_EXERCISE AIM_: Can you transcribe every entry word for word, skipping the images?

[Items from a figure collection]
::::::::

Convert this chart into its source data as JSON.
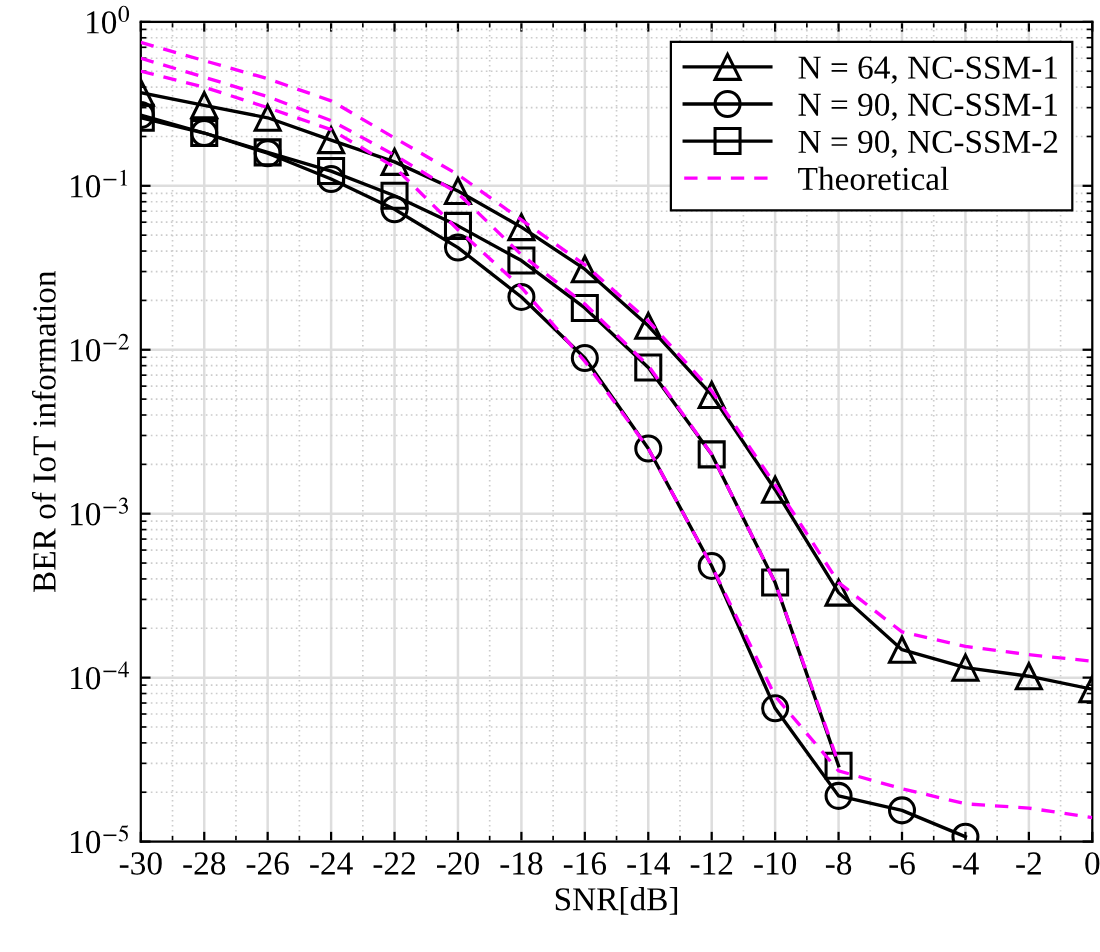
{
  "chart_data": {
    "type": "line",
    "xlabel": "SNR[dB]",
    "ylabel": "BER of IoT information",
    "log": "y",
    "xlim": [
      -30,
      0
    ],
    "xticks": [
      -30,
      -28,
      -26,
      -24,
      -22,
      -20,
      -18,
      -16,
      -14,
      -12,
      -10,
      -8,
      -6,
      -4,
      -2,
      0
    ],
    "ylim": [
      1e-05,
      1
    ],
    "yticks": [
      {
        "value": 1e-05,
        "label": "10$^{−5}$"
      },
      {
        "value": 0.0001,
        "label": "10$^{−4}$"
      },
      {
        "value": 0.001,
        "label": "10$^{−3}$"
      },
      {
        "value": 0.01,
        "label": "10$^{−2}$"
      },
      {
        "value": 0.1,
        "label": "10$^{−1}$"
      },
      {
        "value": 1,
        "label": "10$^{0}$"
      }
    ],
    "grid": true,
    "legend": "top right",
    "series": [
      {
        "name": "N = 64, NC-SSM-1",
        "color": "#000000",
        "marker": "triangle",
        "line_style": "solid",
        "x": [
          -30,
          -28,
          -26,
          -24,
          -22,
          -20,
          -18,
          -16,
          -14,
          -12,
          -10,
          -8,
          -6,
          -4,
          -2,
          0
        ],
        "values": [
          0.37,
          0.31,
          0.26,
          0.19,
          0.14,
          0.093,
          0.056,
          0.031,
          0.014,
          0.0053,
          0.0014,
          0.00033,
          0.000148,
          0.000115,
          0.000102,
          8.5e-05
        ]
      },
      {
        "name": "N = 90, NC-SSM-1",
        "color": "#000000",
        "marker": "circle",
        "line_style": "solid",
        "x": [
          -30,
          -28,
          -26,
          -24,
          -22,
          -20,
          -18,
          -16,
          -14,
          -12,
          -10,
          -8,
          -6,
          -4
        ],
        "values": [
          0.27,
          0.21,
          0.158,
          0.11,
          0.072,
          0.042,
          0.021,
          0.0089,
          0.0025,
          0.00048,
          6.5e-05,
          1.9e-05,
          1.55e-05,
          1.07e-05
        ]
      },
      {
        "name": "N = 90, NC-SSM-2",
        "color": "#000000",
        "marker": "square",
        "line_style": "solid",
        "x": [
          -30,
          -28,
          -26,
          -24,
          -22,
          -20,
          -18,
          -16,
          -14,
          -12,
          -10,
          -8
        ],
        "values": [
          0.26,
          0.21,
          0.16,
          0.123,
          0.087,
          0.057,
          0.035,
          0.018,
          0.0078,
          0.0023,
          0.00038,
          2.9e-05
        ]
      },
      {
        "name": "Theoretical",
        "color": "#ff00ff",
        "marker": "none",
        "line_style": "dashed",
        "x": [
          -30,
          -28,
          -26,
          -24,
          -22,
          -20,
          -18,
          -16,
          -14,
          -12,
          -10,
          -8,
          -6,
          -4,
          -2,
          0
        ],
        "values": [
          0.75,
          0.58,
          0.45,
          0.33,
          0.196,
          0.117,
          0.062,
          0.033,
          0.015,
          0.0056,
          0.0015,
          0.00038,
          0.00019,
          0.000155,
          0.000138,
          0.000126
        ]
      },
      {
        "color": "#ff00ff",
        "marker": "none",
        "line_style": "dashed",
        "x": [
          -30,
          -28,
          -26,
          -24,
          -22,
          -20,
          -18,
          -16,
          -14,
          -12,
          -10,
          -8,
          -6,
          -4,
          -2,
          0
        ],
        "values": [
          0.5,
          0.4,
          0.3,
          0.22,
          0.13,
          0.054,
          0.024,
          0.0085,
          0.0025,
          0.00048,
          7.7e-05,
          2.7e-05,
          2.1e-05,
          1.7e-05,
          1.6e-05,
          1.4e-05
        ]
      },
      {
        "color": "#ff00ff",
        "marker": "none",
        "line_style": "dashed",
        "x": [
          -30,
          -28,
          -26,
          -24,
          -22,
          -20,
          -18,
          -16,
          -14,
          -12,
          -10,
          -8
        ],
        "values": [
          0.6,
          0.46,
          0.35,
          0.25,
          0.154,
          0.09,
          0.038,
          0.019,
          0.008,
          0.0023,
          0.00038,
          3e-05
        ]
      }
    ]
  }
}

::::::::

_ANSWER FOR THIS EXERCISE_:
Convert this chart into its source data as JSON.
{
  "chart_data": {
    "type": "line",
    "xlabel": "SNR[dB]",
    "ylabel": "BER of IoT information",
    "log": "y",
    "xlim": [
      -30,
      0
    ],
    "xticks": [
      -30,
      -28,
      -26,
      -24,
      -22,
      -20,
      -18,
      -16,
      -14,
      -12,
      -10,
      -8,
      -6,
      -4,
      -2,
      0
    ],
    "ylim": [
      1e-05,
      1
    ],
    "yticks": [
      {
        "value": 1e-05,
        "label": "10$^{−5}$"
      },
      {
        "value": 0.0001,
        "label": "10$^{−4}$"
      },
      {
        "value": 0.001,
        "label": "10$^{−3}$"
      },
      {
        "value": 0.01,
        "label": "10$^{−2}$"
      },
      {
        "value": 0.1,
        "label": "10$^{−1}$"
      },
      {
        "value": 1,
        "label": "10$^{0}$"
      }
    ],
    "grid": true,
    "legend": "top right",
    "series": [
      {
        "name": "N = 64, NC-SSM-1",
        "color": "#000000",
        "marker": "triangle",
        "line_style": "solid",
        "x": [
          -30,
          -28,
          -26,
          -24,
          -22,
          -20,
          -18,
          -16,
          -14,
          -12,
          -10,
          -8,
          -6,
          -4,
          -2,
          0
        ],
        "values": [
          0.37,
          0.31,
          0.26,
          0.19,
          0.14,
          0.093,
          0.056,
          0.031,
          0.014,
          0.0053,
          0.0014,
          0.00033,
          0.000148,
          0.000115,
          0.000102,
          8.5e-05
        ]
      },
      {
        "name": "N = 90, NC-SSM-1",
        "color": "#000000",
        "marker": "circle",
        "line_style": "solid",
        "x": [
          -30,
          -28,
          -26,
          -24,
          -22,
          -20,
          -18,
          -16,
          -14,
          -12,
          -10,
          -8,
          -6,
          -4
        ],
        "values": [
          0.27,
          0.21,
          0.158,
          0.11,
          0.072,
          0.042,
          0.021,
          0.0089,
          0.0025,
          0.00048,
          6.5e-05,
          1.9e-05,
          1.55e-05,
          1.07e-05
        ]
      },
      {
        "name": "N = 90, NC-SSM-2",
        "color": "#000000",
        "marker": "square",
        "line_style": "solid",
        "x": [
          -30,
          -28,
          -26,
          -24,
          -22,
          -20,
          -18,
          -16,
          -14,
          -12,
          -10,
          -8
        ],
        "values": [
          0.26,
          0.21,
          0.16,
          0.123,
          0.087,
          0.057,
          0.035,
          0.018,
          0.0078,
          0.0023,
          0.00038,
          2.9e-05
        ]
      },
      {
        "name": "Theoretical",
        "color": "#ff00ff",
        "marker": "none",
        "line_style": "dashed",
        "x": [
          -30,
          -28,
          -26,
          -24,
          -22,
          -20,
          -18,
          -16,
          -14,
          -12,
          -10,
          -8,
          -6,
          -4,
          -2,
          0
        ],
        "values": [
          0.75,
          0.58,
          0.45,
          0.33,
          0.196,
          0.117,
          0.062,
          0.033,
          0.015,
          0.0056,
          0.0015,
          0.00038,
          0.00019,
          0.000155,
          0.000138,
          0.000126
        ]
      },
      {
        "color": "#ff00ff",
        "marker": "none",
        "line_style": "dashed",
        "x": [
          -30,
          -28,
          -26,
          -24,
          -22,
          -20,
          -18,
          -16,
          -14,
          -12,
          -10,
          -8,
          -6,
          -4,
          -2,
          0
        ],
        "values": [
          0.5,
          0.4,
          0.3,
          0.22,
          0.13,
          0.054,
          0.024,
          0.0085,
          0.0025,
          0.00048,
          7.7e-05,
          2.7e-05,
          2.1e-05,
          1.7e-05,
          1.6e-05,
          1.4e-05
        ]
      },
      {
        "color": "#ff00ff",
        "marker": "none",
        "line_style": "dashed",
        "x": [
          -30,
          -28,
          -26,
          -24,
          -22,
          -20,
          -18,
          -16,
          -14,
          -12,
          -10,
          -8
        ],
        "values": [
          0.6,
          0.46,
          0.35,
          0.25,
          0.154,
          0.09,
          0.038,
          0.019,
          0.008,
          0.0023,
          0.00038,
          3e-05
        ]
      }
    ]
  }
}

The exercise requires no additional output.